* [Extracted information]:
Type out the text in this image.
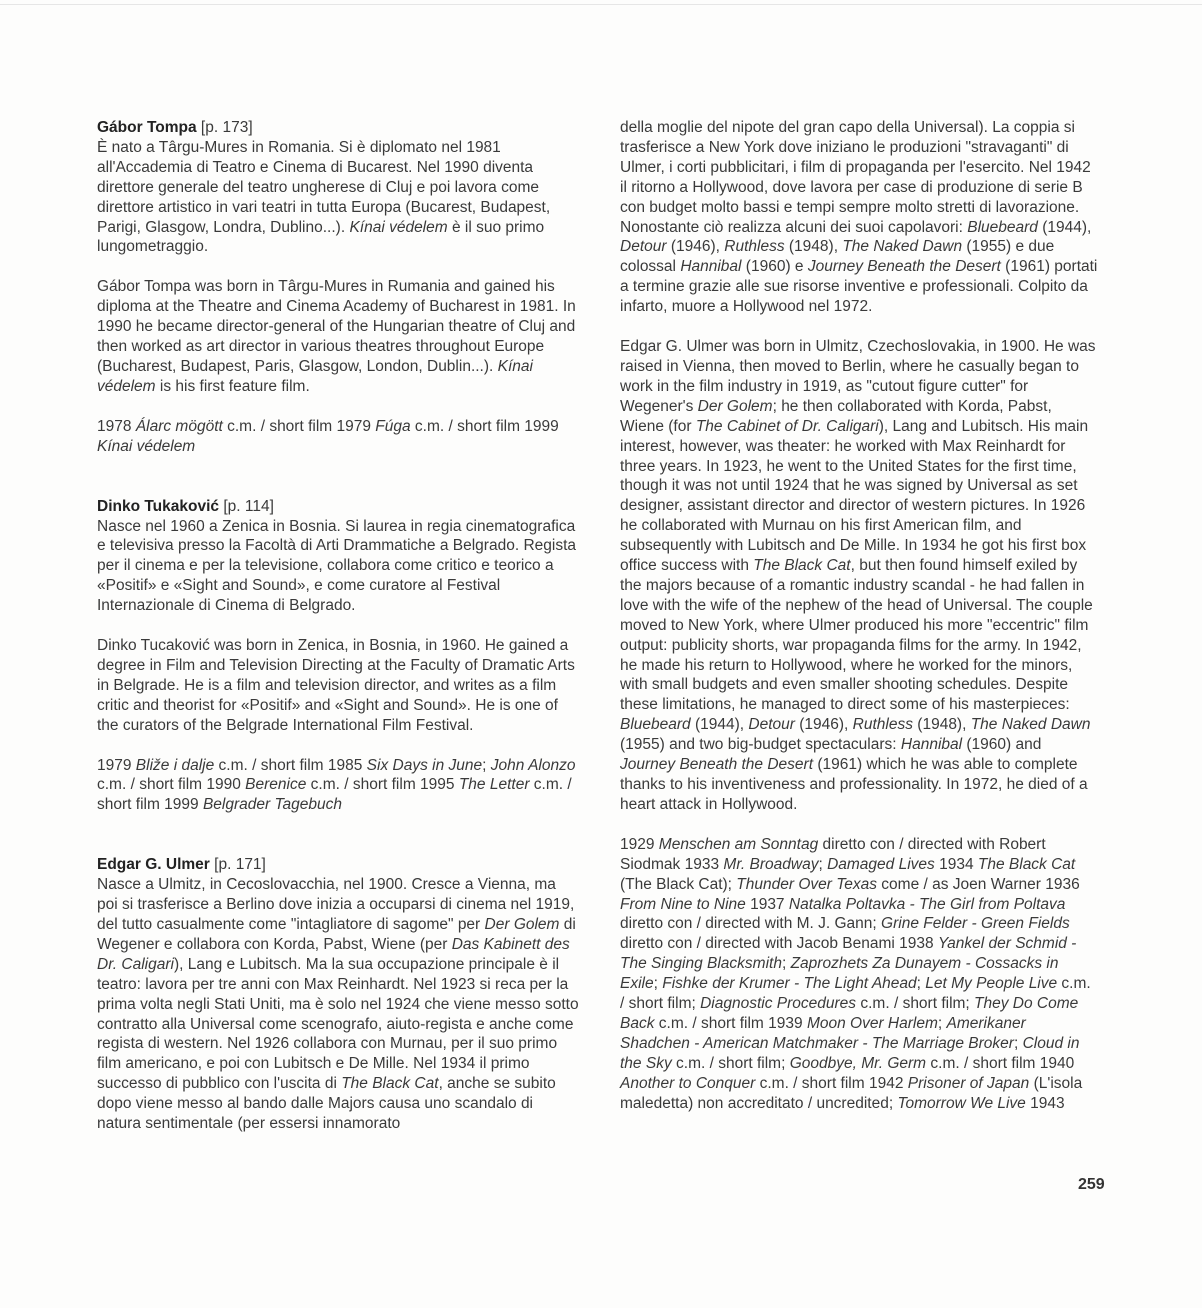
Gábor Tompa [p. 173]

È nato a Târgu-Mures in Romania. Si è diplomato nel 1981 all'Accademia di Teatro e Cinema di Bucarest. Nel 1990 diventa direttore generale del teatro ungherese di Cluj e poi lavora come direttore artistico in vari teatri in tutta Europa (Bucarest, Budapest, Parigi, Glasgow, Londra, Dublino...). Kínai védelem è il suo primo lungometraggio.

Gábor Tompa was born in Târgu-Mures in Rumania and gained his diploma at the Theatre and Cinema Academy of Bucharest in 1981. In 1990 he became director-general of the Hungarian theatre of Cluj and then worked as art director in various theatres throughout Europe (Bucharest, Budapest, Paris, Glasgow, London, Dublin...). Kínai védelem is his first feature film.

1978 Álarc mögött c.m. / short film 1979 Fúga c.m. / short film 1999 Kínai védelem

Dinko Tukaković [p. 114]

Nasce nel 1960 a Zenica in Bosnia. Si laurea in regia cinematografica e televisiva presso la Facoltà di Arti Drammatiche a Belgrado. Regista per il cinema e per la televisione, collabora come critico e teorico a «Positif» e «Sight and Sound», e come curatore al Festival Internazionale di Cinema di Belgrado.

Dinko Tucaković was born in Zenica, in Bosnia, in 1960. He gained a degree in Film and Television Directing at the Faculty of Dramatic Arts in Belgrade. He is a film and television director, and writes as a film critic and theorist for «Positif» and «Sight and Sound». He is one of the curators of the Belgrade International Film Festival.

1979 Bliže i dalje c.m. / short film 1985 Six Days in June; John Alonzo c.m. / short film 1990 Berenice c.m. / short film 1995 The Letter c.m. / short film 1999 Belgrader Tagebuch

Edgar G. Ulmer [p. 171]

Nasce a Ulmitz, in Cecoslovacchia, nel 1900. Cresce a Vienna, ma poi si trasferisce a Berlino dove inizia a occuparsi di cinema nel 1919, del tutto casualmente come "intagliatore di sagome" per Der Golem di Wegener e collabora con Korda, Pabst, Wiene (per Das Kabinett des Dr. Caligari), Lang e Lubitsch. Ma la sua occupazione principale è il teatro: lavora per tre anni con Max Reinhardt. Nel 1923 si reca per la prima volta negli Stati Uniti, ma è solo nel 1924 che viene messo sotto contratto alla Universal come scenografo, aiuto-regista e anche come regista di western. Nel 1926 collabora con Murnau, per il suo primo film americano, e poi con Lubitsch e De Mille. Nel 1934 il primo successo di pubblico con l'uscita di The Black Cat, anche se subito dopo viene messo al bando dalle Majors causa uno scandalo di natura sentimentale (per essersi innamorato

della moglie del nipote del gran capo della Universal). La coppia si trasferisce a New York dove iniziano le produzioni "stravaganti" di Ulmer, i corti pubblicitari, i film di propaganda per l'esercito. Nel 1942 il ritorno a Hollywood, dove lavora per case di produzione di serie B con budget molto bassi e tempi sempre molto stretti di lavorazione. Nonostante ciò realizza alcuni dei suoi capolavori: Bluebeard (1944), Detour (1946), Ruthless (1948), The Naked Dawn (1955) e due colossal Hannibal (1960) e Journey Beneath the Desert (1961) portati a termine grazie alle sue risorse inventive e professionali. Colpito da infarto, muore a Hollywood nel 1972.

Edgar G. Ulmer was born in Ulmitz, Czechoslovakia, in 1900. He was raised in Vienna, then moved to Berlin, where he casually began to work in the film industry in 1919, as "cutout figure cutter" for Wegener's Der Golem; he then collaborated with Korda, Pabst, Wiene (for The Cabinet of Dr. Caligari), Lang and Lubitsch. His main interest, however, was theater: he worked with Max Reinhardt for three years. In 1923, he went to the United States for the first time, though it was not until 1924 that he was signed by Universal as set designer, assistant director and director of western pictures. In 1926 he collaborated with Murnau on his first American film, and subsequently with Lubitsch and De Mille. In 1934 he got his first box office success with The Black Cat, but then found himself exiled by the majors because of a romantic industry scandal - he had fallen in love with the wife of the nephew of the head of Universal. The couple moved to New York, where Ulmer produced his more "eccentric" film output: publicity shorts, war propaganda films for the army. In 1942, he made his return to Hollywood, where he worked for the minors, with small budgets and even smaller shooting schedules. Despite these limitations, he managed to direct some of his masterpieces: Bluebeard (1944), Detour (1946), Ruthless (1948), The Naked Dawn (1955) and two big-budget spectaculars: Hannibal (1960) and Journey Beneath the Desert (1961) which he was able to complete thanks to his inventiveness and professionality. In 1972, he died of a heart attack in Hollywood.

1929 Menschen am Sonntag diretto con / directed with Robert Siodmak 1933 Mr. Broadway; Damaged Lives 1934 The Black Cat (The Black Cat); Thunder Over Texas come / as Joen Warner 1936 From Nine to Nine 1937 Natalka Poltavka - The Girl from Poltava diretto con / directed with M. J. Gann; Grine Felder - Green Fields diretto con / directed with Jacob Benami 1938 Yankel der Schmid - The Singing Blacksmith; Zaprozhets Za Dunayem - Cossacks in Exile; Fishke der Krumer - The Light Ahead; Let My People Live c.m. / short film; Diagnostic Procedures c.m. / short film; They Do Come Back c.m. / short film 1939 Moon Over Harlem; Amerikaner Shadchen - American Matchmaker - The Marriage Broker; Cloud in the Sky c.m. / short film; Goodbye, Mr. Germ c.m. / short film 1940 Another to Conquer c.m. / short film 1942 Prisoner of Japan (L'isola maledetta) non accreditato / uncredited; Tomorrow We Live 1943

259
--
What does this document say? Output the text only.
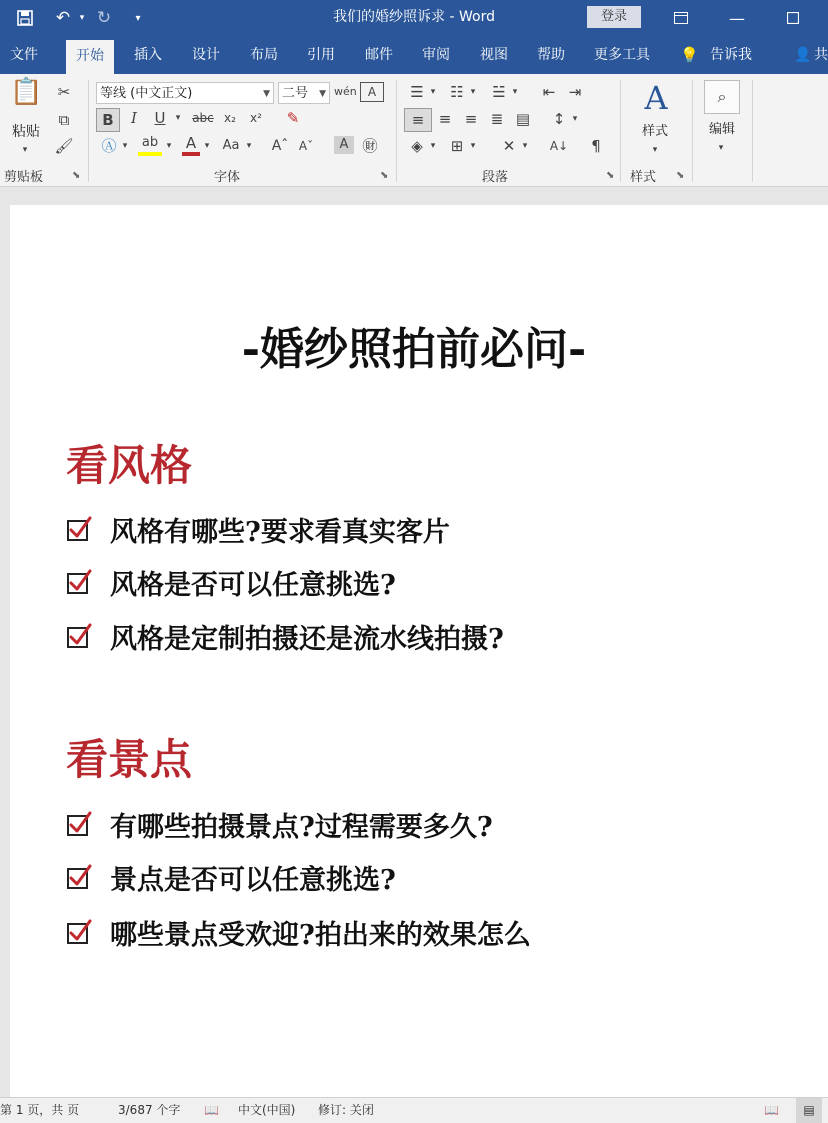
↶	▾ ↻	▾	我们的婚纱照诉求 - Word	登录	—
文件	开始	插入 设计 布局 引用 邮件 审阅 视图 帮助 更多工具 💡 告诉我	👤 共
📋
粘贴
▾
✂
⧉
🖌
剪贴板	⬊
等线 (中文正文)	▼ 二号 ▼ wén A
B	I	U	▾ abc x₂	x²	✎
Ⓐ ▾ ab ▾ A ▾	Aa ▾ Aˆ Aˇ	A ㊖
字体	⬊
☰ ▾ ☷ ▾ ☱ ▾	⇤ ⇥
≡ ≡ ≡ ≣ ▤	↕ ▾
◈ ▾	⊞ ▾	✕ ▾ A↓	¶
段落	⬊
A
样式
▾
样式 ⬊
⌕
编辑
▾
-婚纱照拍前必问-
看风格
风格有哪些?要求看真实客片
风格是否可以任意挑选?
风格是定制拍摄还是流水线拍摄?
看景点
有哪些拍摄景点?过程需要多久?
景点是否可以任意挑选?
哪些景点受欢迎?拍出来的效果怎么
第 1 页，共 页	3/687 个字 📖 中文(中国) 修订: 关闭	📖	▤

* [Stated problem]: In the records above, how many lines include "Festival"? Give that number and nothing more.

* [Output for this exercise]: 2